→ WRITTEN TASK: Write out the entire listing below exactly as it appears, minus any pictures.

→ MATERIAL PROVIDED:
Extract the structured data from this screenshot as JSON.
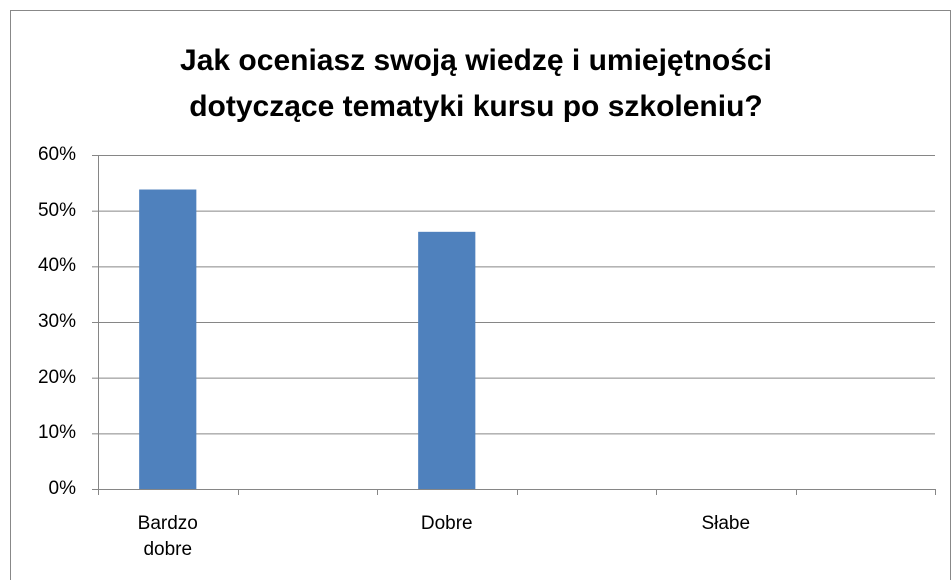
{
  "chart_data": {
    "type": "bar",
    "title": "Jak oceniasz swoją wiedzę i umiejętności dotyczące tematyki kursu po szkoleniu?",
    "categories": [
      "Bardzo dobre",
      null,
      "Dobre",
      null,
      "Słabe",
      null
    ],
    "values": [
      53.8,
      null,
      46.2,
      null,
      0,
      null
    ],
    "color": "#4f81bd",
    "ylim": [
      0,
      60
    ],
    "yticks": [
      {
        "value": 0,
        "label": "0%"
      },
      {
        "value": 10,
        "label": "10%"
      },
      {
        "value": 20,
        "label": "20%"
      },
      {
        "value": 30,
        "label": "30%"
      },
      {
        "value": 40,
        "label": "40%"
      },
      {
        "value": 50,
        "label": "50%"
      },
      {
        "value": 60,
        "label": "60%"
      }
    ],
    "grid": true
  }
}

→ REPLY:
Extract the structured data from this screenshot as JSON.
{
  "chart_data": {
    "type": "bar",
    "title": "Jak oceniasz swoją wiedzę i umiejętności dotyczące tematyki kursu po szkoleniu?",
    "categories": [
      "Bardzo dobre",
      null,
      "Dobre",
      null,
      "Słabe",
      null
    ],
    "values": [
      53.8,
      null,
      46.2,
      null,
      0,
      null
    ],
    "color": "#4f81bd",
    "ylim": [
      0,
      60
    ],
    "yticks": [
      {
        "value": 0,
        "label": "0%"
      },
      {
        "value": 10,
        "label": "10%"
      },
      {
        "value": 20,
        "label": "20%"
      },
      {
        "value": 30,
        "label": "30%"
      },
      {
        "value": 40,
        "label": "40%"
      },
      {
        "value": 50,
        "label": "50%"
      },
      {
        "value": 60,
        "label": "60%"
      }
    ],
    "grid": true
  }
}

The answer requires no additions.